=== DATA PROVIDED ===

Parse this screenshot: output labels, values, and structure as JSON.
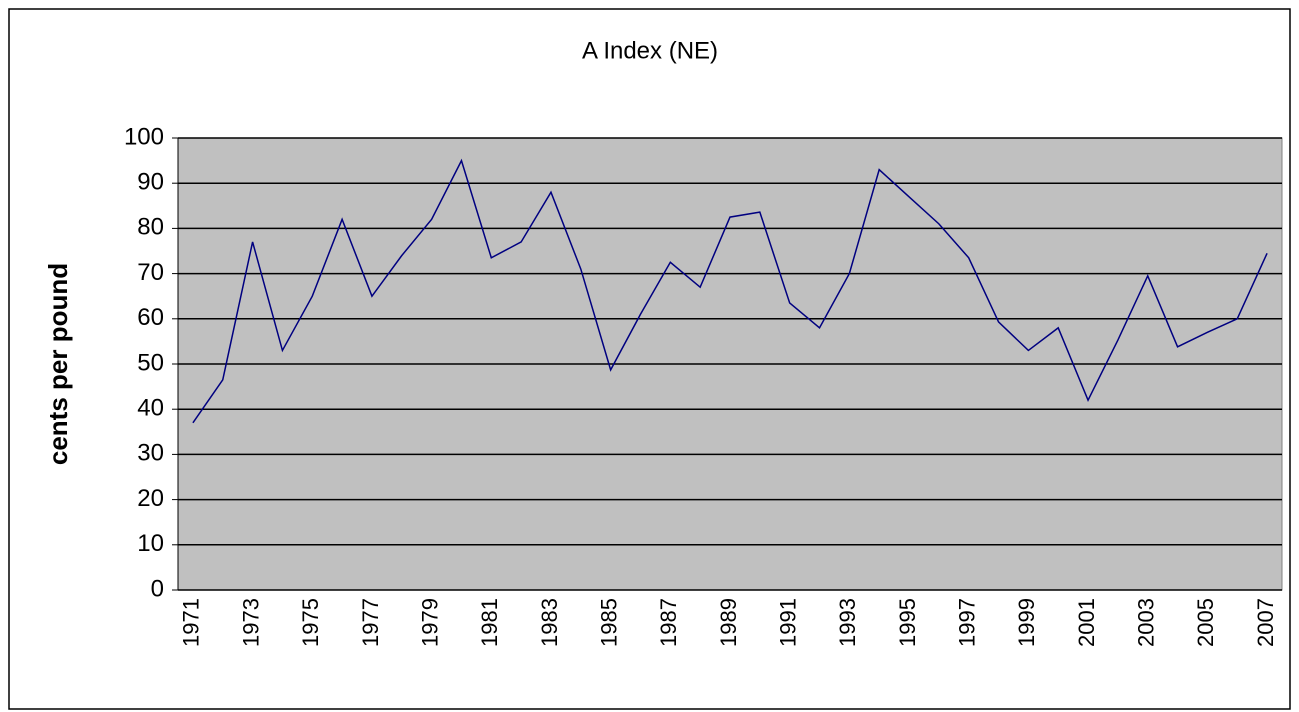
{
  "chart_data": {
    "type": "line",
    "title": "A Index (NE)",
    "y_label": "cents per pound",
    "categories": [
      "1971",
      null,
      "1973",
      null,
      "1975",
      null,
      "1977",
      null,
      "1979",
      null,
      "1981",
      null,
      "1983",
      null,
      "1985",
      null,
      "1987",
      null,
      "1989",
      null,
      "1991",
      null,
      "1993",
      null,
      "1995",
      null,
      "1997",
      null,
      "1999",
      null,
      "2001",
      null,
      "2003",
      null,
      "2005",
      null,
      "2007"
    ],
    "values": [
      37,
      46.5,
      77,
      53,
      65,
      82,
      65,
      74,
      82,
      95,
      73.5,
      77,
      88,
      71,
      48.7,
      61,
      72.5,
      67,
      82.5,
      83.6,
      63.5,
      58,
      70,
      93,
      87,
      81,
      73.5,
      59.3,
      53,
      58,
      42,
      55.3,
      69.5,
      53.8,
      57,
      60,
      74.5
    ],
    "color": "#000080",
    "plot_background": "#c0c0c0",
    "ylim": [
      0,
      100
    ],
    "yticks": [
      0,
      10,
      20,
      30,
      40,
      50,
      60,
      70,
      80,
      90,
      100
    ],
    "grid": true
  }
}
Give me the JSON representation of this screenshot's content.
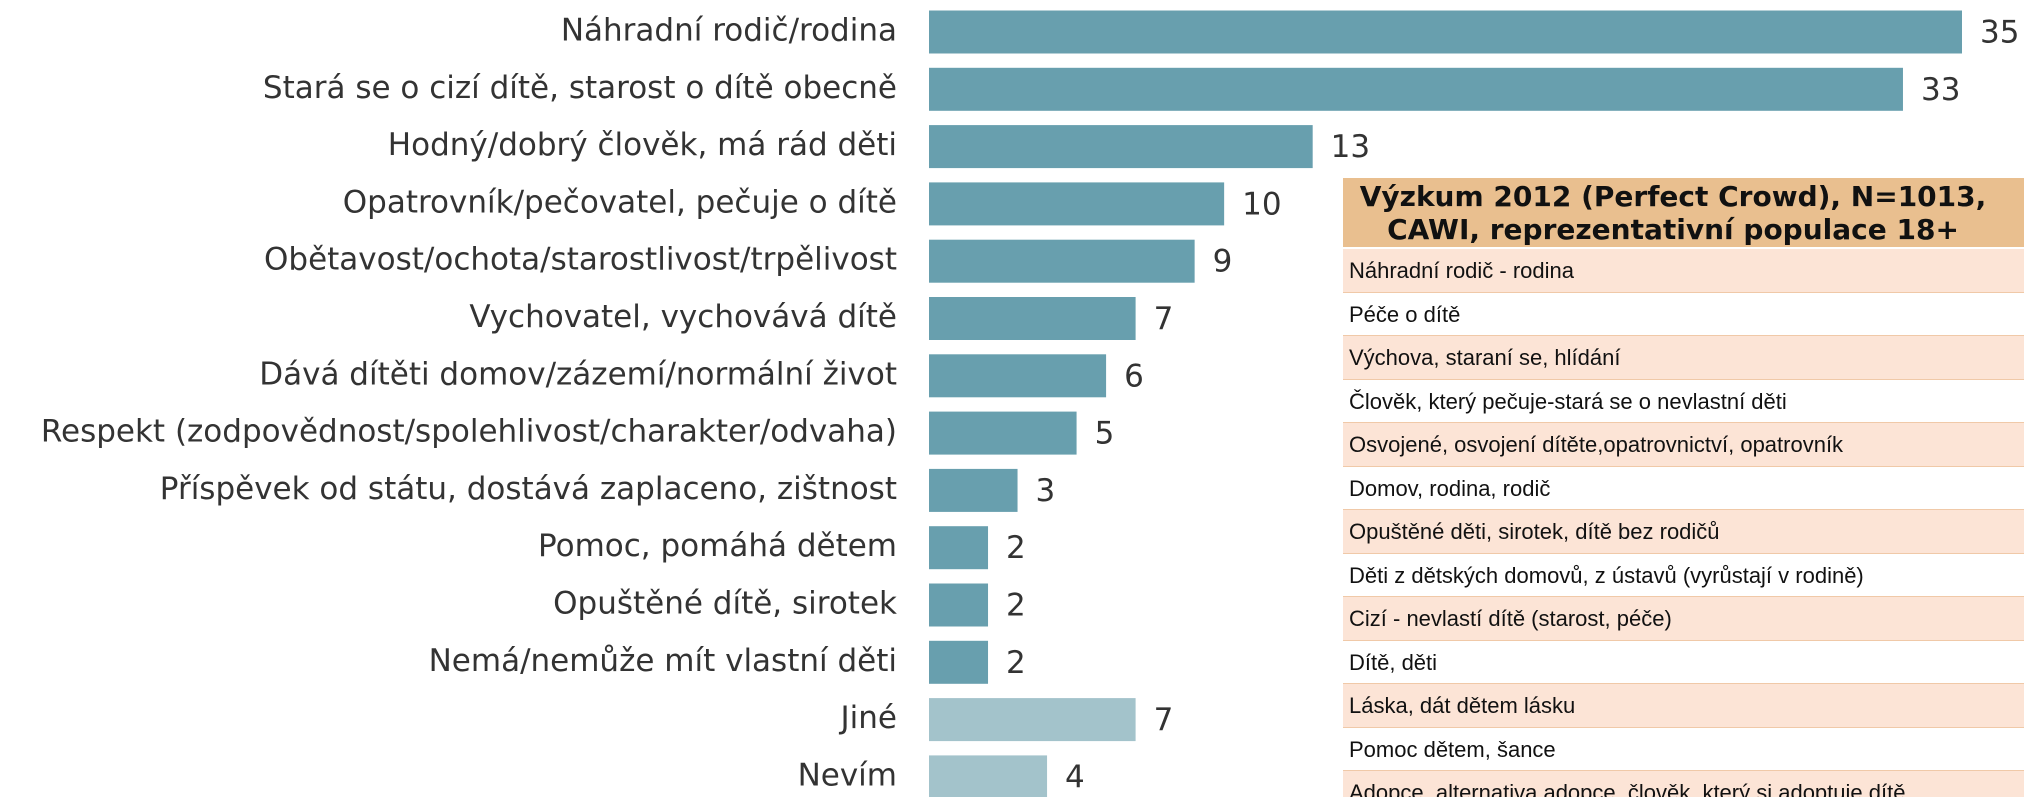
{
  "chart_data": {
    "type": "bar",
    "orientation": "horizontal",
    "categories": [
      "Náhradní rodič/rodina",
      "Stará se o cizí dítě, starost o dítě obecně",
      "Hodný/dobrý člověk, má rád děti",
      "Opatrovník/pečovatel, pečuje o dítě",
      "Obětavost/ochota/starostlivost/trpělivost",
      "Vychovatel, vychovává dítě",
      "Dává dítěti domov/zázemí/normální život",
      "Respekt (zodpovědnost/spolehlivost/charakter/odvaha)",
      "Příspěvek od státu, dostává zaplaceno, zištnost",
      "Pomoc, pomáhá dětem",
      "Opuštěné dítě, sirotek",
      "Nemá/nemůže mít vlastní děti",
      "Jiné",
      "Nevím"
    ],
    "values": [
      35,
      33,
      13,
      10,
      9,
      7,
      6,
      5,
      3,
      2,
      2,
      2,
      7,
      4
    ],
    "colors": [
      "#689fae",
      "#689fae",
      "#689fae",
      "#689fae",
      "#689fae",
      "#689fae",
      "#689fae",
      "#689fae",
      "#689fae",
      "#689fae",
      "#689fae",
      "#689fae",
      "#a3c3cb",
      "#a3c3cb"
    ],
    "xlim": [
      0,
      35
    ]
  },
  "table": {
    "title": "Výzkum 2012 (Perfect Crowd), N=1013, CAWI, reprezentativní populace 18+",
    "rows": [
      "Náhradní rodič - rodina",
      "Péče o dítě",
      "Výchova, staraní se, hlídání",
      "Člověk, který pečuje-stará se o nevlastní děti",
      "Osvojené, osvojení dítěte,opatrovnictví, opatrovník",
      "Domov, rodina, rodič",
      "Opuštěné děti, sirotek, dítě bez rodičů",
      "Děti z dětských domovů, z ústavů (vyrůstají v rodině)",
      "Cizí - nevlastí dítě (starost, péče)",
      "Dítě, děti",
      "Láska, dát dětem lásku",
      "Pomoc dětem, šance",
      "Adopce, alternativa adopce, člověk, který si adoptuje dítě"
    ]
  }
}
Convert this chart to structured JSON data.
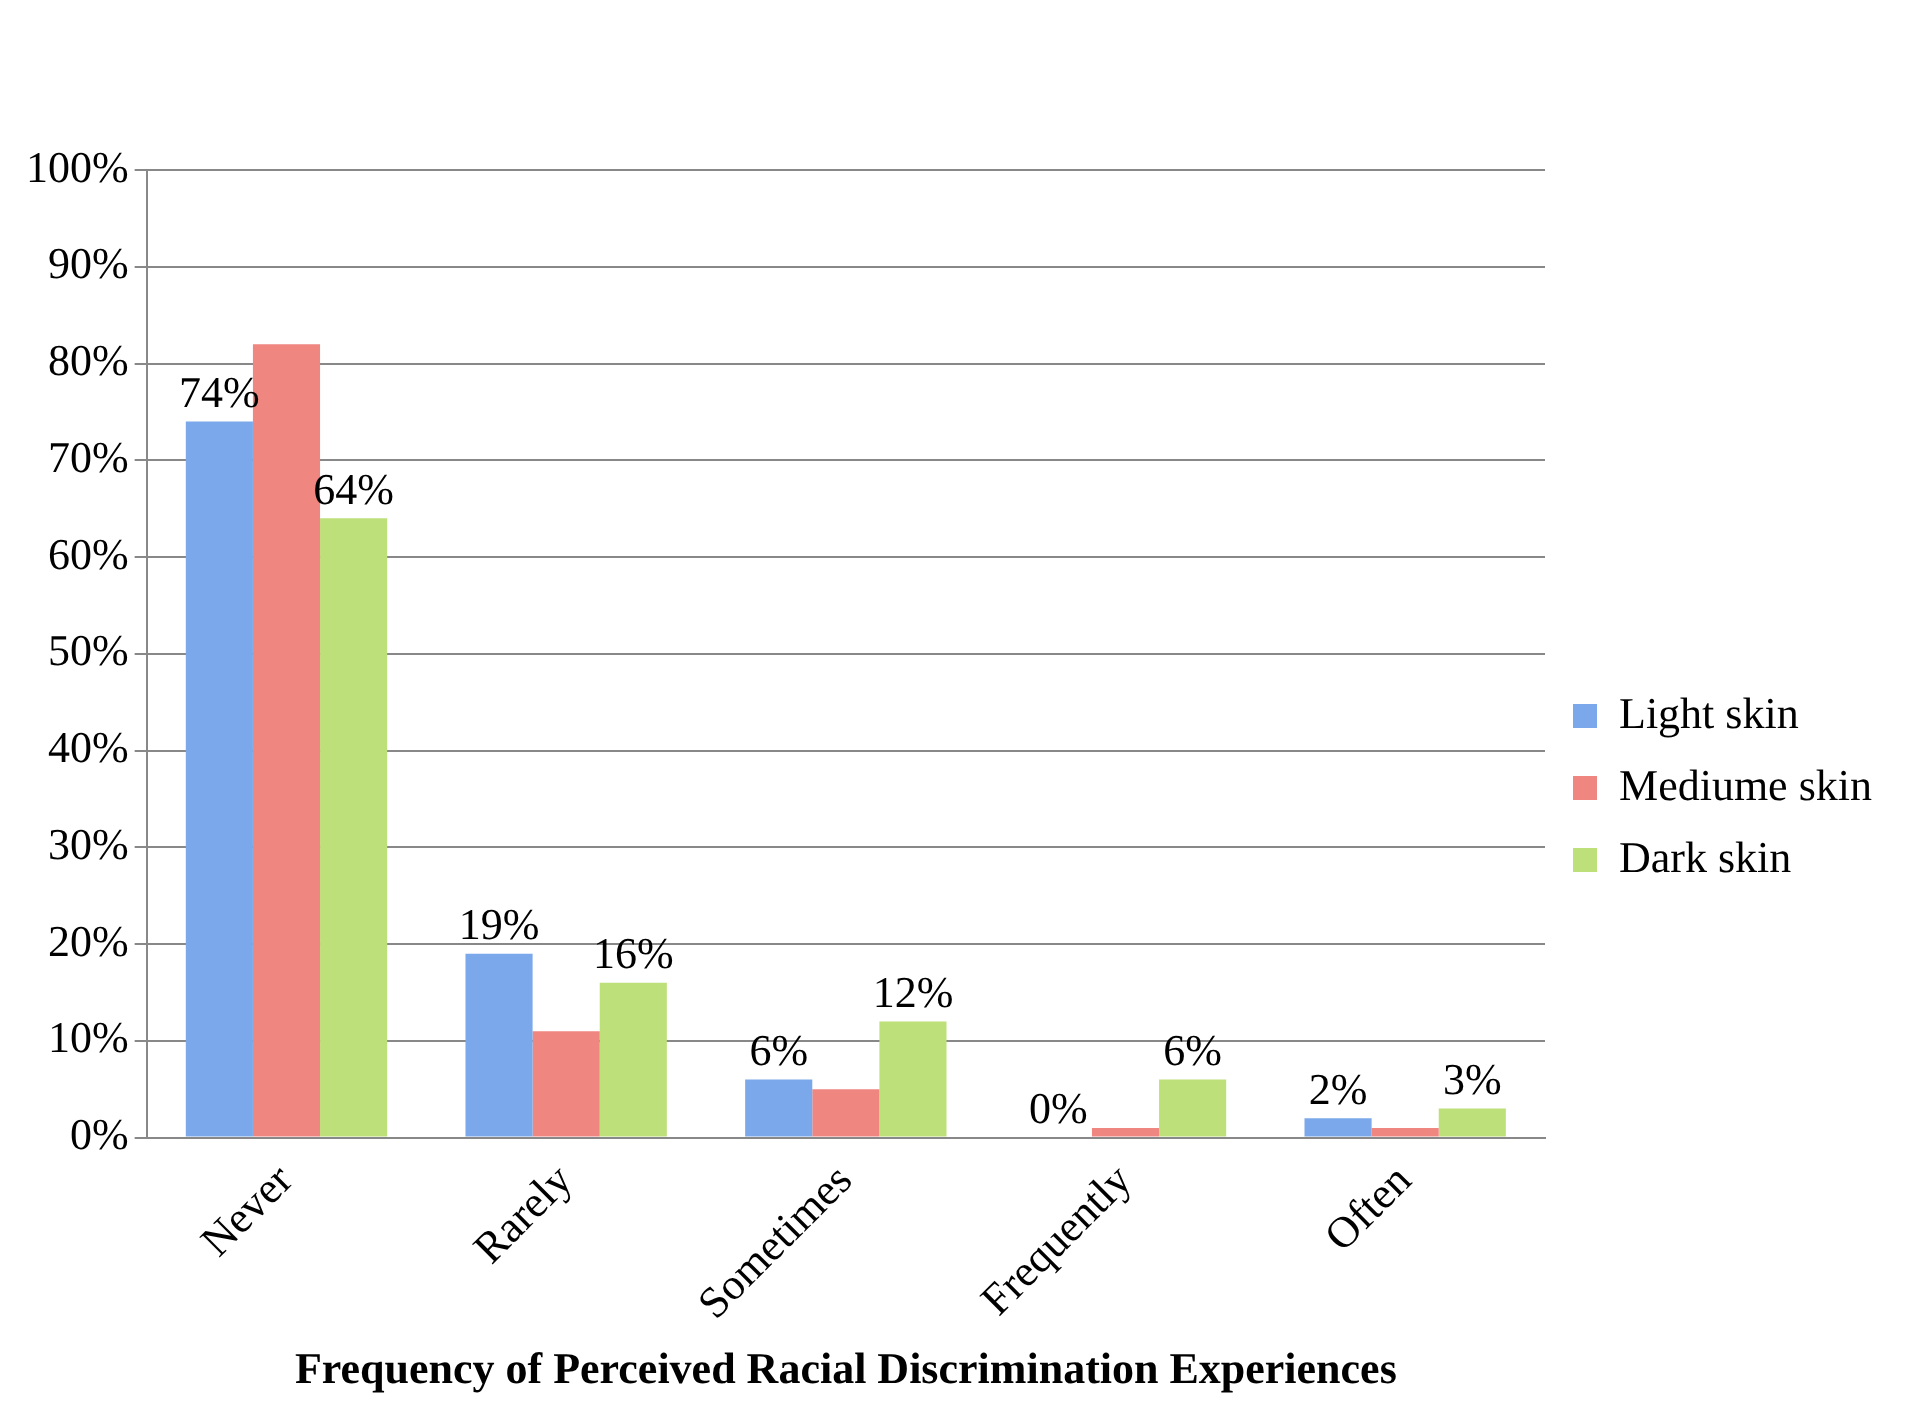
{
  "chart_data": {
    "type": "bar",
    "xlabel": "Frequency of Perceived Racial Discrimination Experiences",
    "categories": [
      "Never",
      "Rarely",
      "Sometimes",
      "Frequently",
      "Often"
    ],
    "series": [
      {
        "name": "Light skin",
        "color": "#7aa8ea",
        "values": [
          74,
          19,
          6,
          0,
          2
        ],
        "value_labels": [
          "74%",
          "19%",
          "6%",
          "0%",
          "2%"
        ]
      },
      {
        "name": "Mediume skin",
        "color": "#f08680",
        "values": [
          82,
          11,
          5,
          1,
          1
        ]
      },
      {
        "name": "Dark skin",
        "color": "#bde07a",
        "values": [
          64,
          16,
          12,
          6,
          3
        ],
        "value_labels": [
          "64%",
          "16%",
          "12%",
          "6%",
          "3%"
        ]
      }
    ],
    "ylim": [
      0,
      100
    ],
    "yticks": [
      {
        "value": 0,
        "label": "0%"
      },
      {
        "value": 10,
        "label": "10%"
      },
      {
        "value": 20,
        "label": "20%"
      },
      {
        "value": 30,
        "label": "30%"
      },
      {
        "value": 40,
        "label": "40%"
      },
      {
        "value": 50,
        "label": "50%"
      },
      {
        "value": 60,
        "label": "60%"
      },
      {
        "value": 70,
        "label": "70%"
      },
      {
        "value": 80,
        "label": "80%"
      },
      {
        "value": 90,
        "label": "90%"
      },
      {
        "value": 100,
        "label": "100%"
      }
    ],
    "grid": "y",
    "legend": "right"
  }
}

===

GIVEN REQUEST
Write out every line of the data that holds the word "rodina".

COMPLETED TASK
      "Náhradní rodič/rodina",
      "Náhradní rodič - rodina",
      "Domov, rodina, rodič",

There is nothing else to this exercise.